--- start of Excerpted records ---

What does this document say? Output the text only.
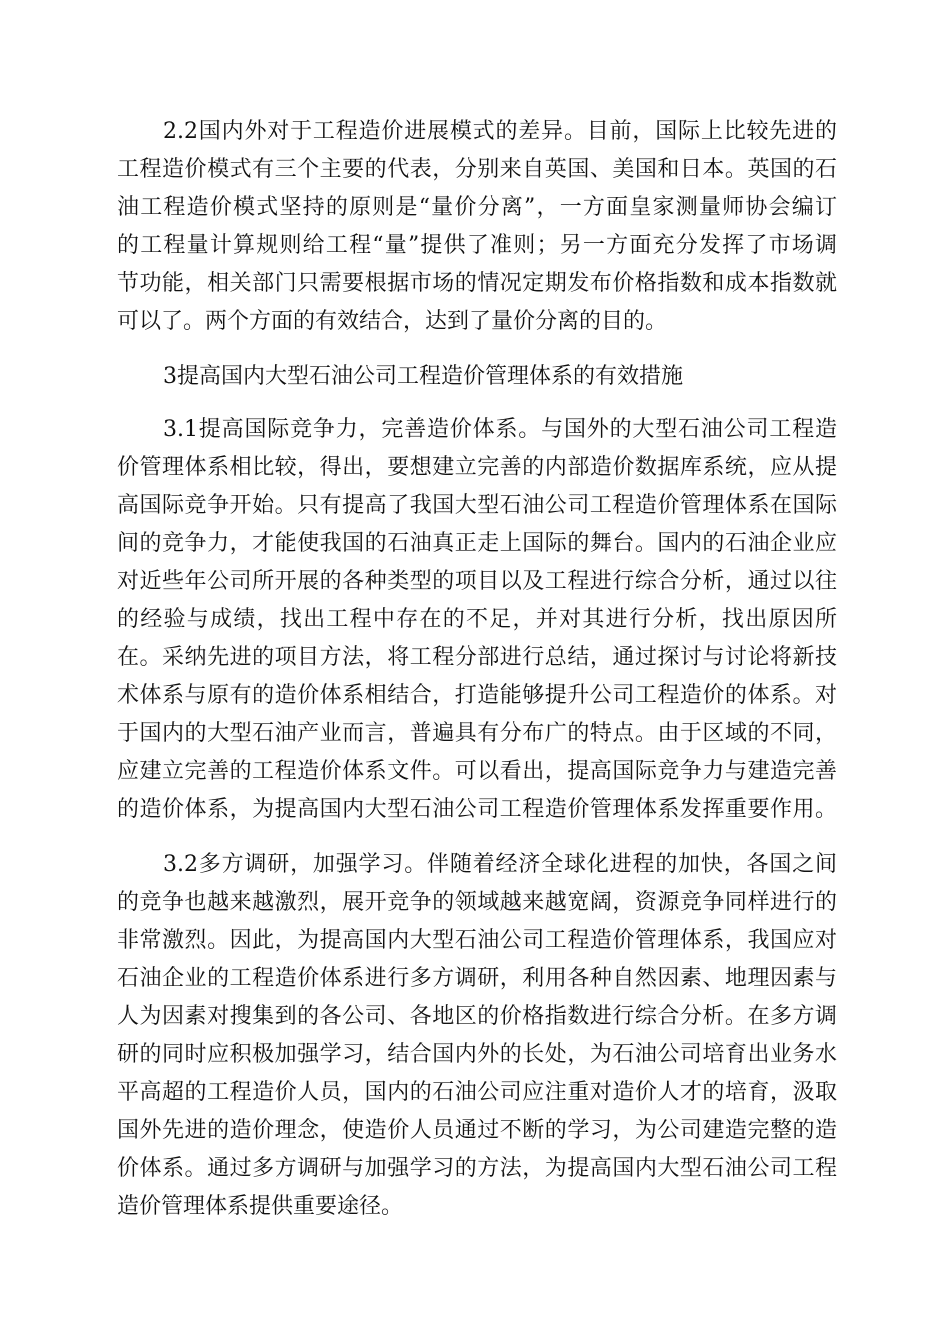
2.2国内外对于工程造价进展模式的差异。目前，国际上比较先进的

工程造价模式有三个主要的代表，分别来自英国、美国和日本。英国的石

油工程造价模式坚持的原则是“量价分离”，一方面皇家测量师协会编订

的工程量计算规则给工程“量”提供了准则；另一方面充分发挥了市场调

节功能，相关部门只需要根据市场的情况定期发布价格指数和成本指数就

可以了。两个方面的有效结合，达到了量价分离的目的。

3提高国内大型石油公司工程造价管理体系的有效措施

3.1提高国际竞争力，完善造价体系。与国外的大型石油公司工程造

价管理体系相比较，得出，要想建立完善的内部造价数据库系统，应从提

高国际竞争开始。只有提高了我国大型石油公司工程造价管理体系在国际

间的竞争力，才能使我国的石油真正走上国际的舞台。国内的石油企业应

对近些年公司所开展的各种类型的项目以及工程进行综合分析，通过以往

的经验与成绩，找出工程中存在的不足，并对其进行分析，找出原因所

在。采纳先进的项目方法，将工程分部进行总结，通过探讨与讨论将新技

术体系与原有的造价体系相结合，打造能够提升公司工程造价的体系。对

于国内的大型石油产业而言，普遍具有分布广的特点。由于区域的不同，

应建立完善的工程造价体系文件。可以看出，提高国际竞争力与建造完善

的造价体系，为提高国内大型石油公司工程造价管理体系发挥重要作用。

3.2多方调研，加强学习。伴随着经济全球化进程的加快，各国之间

的竞争也越来越激烈，展开竞争的领域越来越宽阔，资源竞争同样进行的

非常激烈。因此，为提高国内大型石油公司工程造价管理体系，我国应对

石油企业的工程造价体系进行多方调研，利用各种自然因素、地理因素与

人为因素对搜集到的各公司、各地区的价格指数进行综合分析。在多方调

研的同时应积极加强学习，结合国内外的长处，为石油公司培育出业务水

平高超的工程造价人员，国内的石油公司应注重对造价人才的培育，汲取

国外先进的造价理念，使造价人员通过不断的学习，为公司建造完整的造

价体系。通过多方调研与加强学习的方法，为提高国内大型石油公司工程

造价管理体系提供重要途径。
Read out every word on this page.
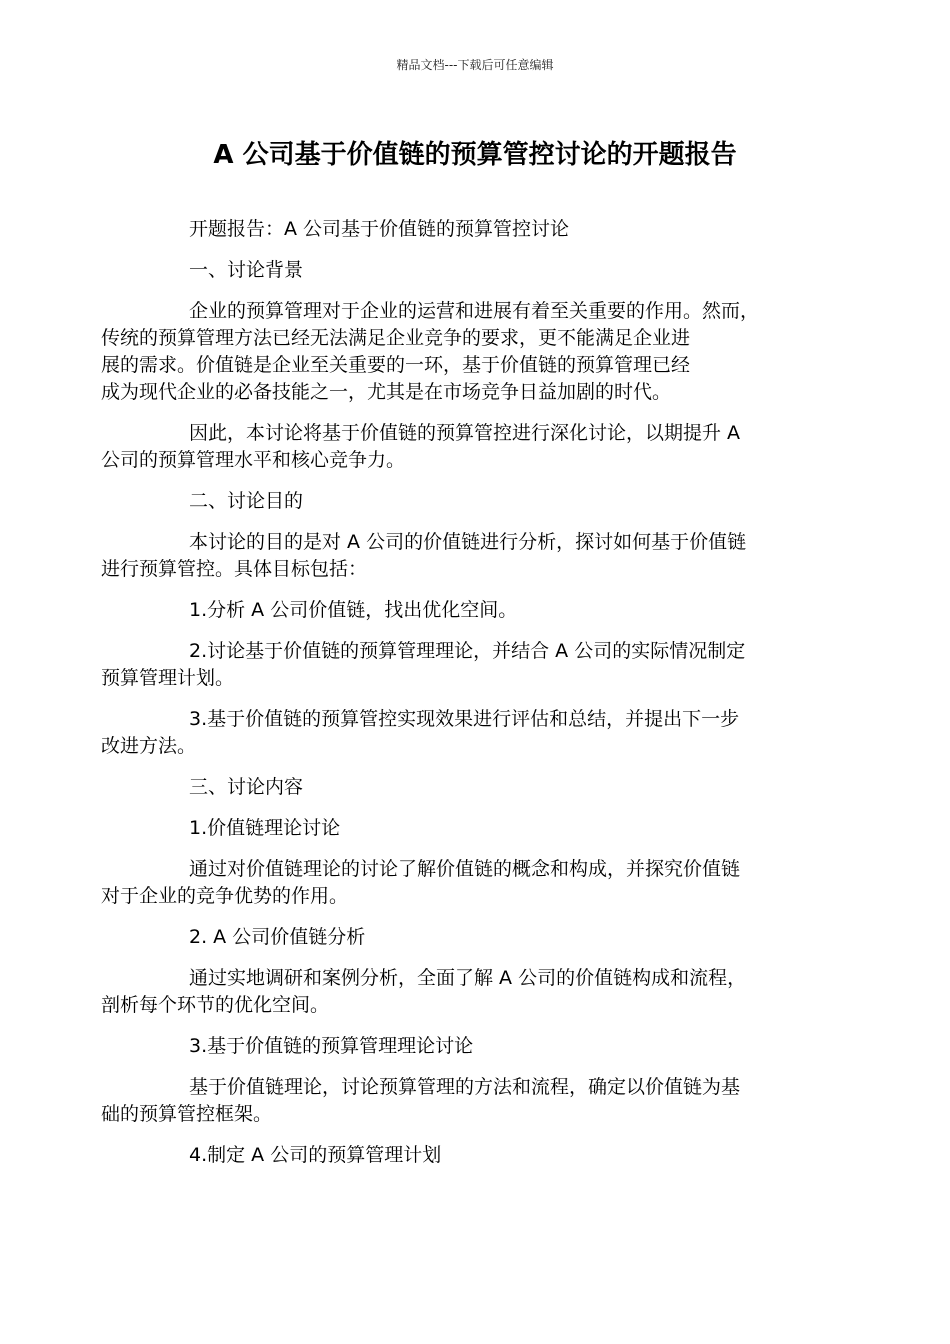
精品文档---下载后可任意编辑
A 公司基于价值链的预算管控讨论的开题报告

开题报告：A 公司基于价值链的预算管控讨论

一、讨论背景

企业的预算管理对于企业的运营和进展有着至关重要的作用。然而，
传统的预算管理方法已经无法满足企业竞争的要求，更不能满足企业进
展的需求。价值链是企业至关重要的一环，基于价值链的预算管理已经
成为现代企业的必备技能之一，尤其是在市场竞争日益加剧的时代。

因此，本讨论将基于价值链的预算管控进行深化讨论，以期提升 A
公司的预算管理水平和核心竞争力。

二、讨论目的

本讨论的目的是对 A 公司的价值链进行分析，探讨如何基于价值链
进行预算管控。具体目标包括：

1.分析 A 公司价值链，找出优化空间。

2.讨论基于价值链的预算管理理论，并结合 A 公司的实际情况制定
预算管理计划。

3.基于价值链的预算管控实现效果进行评估和总结，并提出下一步
改进方法。

三、讨论内容

1.价值链理论讨论

通过对价值链理论的讨论了解价值链的概念和构成，并探究价值链
对于企业的竞争优势的作用。

2. A 公司价值链分析

通过实地调研和案例分析，全面了解 A 公司的价值链构成和流程，
剖析每个环节的优化空间。

3.基于价值链的预算管理理论讨论

基于价值链理论，讨论预算管理的方法和流程，确定以价值链为基
础的预算管控框架。

4.制定 A 公司的预算管理计划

--- end of Excerpted records ---

■ Set task
Transcribe the full listing above exactly, with the images removed.

■ Response to this task
What does this document say? Output the text only.
2.2国内外对于工程造价进展模式的差异。目前，国际上比较先进的

工程造价模式有三个主要的代表，分别来自英国、美国和日本。英国的石

油工程造价模式坚持的原则是“量价分离”，一方面皇家测量师协会编订

的工程量计算规则给工程“量”提供了准则；另一方面充分发挥了市场调

节功能，相关部门只需要根据市场的情况定期发布价格指数和成本指数就

可以了。两个方面的有效结合，达到了量价分离的目的。

3提高国内大型石油公司工程造价管理体系的有效措施

3.1提高国际竞争力，完善造价体系。与国外的大型石油公司工程造

价管理体系相比较，得出，要想建立完善的内部造价数据库系统，应从提

高国际竞争开始。只有提高了我国大型石油公司工程造价管理体系在国际

间的竞争力，才能使我国的石油真正走上国际的舞台。国内的石油企业应

对近些年公司所开展的各种类型的项目以及工程进行综合分析，通过以往

的经验与成绩，找出工程中存在的不足，并对其进行分析，找出原因所

在。采纳先进的项目方法，将工程分部进行总结，通过探讨与讨论将新技

术体系与原有的造价体系相结合，打造能够提升公司工程造价的体系。对

于国内的大型石油产业而言，普遍具有分布广的特点。由于区域的不同，

应建立完善的工程造价体系文件。可以看出，提高国际竞争力与建造完善

的造价体系，为提高国内大型石油公司工程造价管理体系发挥重要作用。

3.2多方调研，加强学习。伴随着经济全球化进程的加快，各国之间

的竞争也越来越激烈，展开竞争的领域越来越宽阔，资源竞争同样进行的

非常激烈。因此，为提高国内大型石油公司工程造价管理体系，我国应对

石油企业的工程造价体系进行多方调研，利用各种自然因素、地理因素与

人为因素对搜集到的各公司、各地区的价格指数进行综合分析。在多方调

研的同时应积极加强学习，结合国内外的长处，为石油公司培育出业务水

平高超的工程造价人员，国内的石油公司应注重对造价人才的培育，汲取

国外先进的造价理念，使造价人员通过不断的学习，为公司建造完整的造

价体系。通过多方调研与加强学习的方法，为提高国内大型石油公司工程

造价管理体系提供重要途径。
Read out every word on this page.
精品文档---下载后可任意编辑
A 公司基于价值链的预算管控讨论的开题报告

开题报告：A 公司基于价值链的预算管控讨论

一、讨论背景

企业的预算管理对于企业的运营和进展有着至关重要的作用。然而，
传统的预算管理方法已经无法满足企业竞争的要求，更不能满足企业进
展的需求。价值链是企业至关重要的一环，基于价值链的预算管理已经
成为现代企业的必备技能之一，尤其是在市场竞争日益加剧的时代。

因此，本讨论将基于价值链的预算管控进行深化讨论，以期提升 A
公司的预算管理水平和核心竞争力。

二、讨论目的

本讨论的目的是对 A 公司的价值链进行分析，探讨如何基于价值链
进行预算管控。具体目标包括：

1.分析 A 公司价值链，找出优化空间。

2.讨论基于价值链的预算管理理论，并结合 A 公司的实际情况制定
预算管理计划。

3.基于价值链的预算管控实现效果进行评估和总结，并提出下一步
改进方法。

三、讨论内容

1.价值链理论讨论

通过对价值链理论的讨论了解价值链的概念和构成，并探究价值链
对于企业的竞争优势的作用。

2. A 公司价值链分析

通过实地调研和案例分析，全面了解 A 公司的价值链构成和流程，
剖析每个环节的优化空间。

3.基于价值链的预算管理理论讨论

基于价值链理论，讨论预算管理的方法和流程，确定以价值链为基
础的预算管控框架。

4.制定 A 公司的预算管理计划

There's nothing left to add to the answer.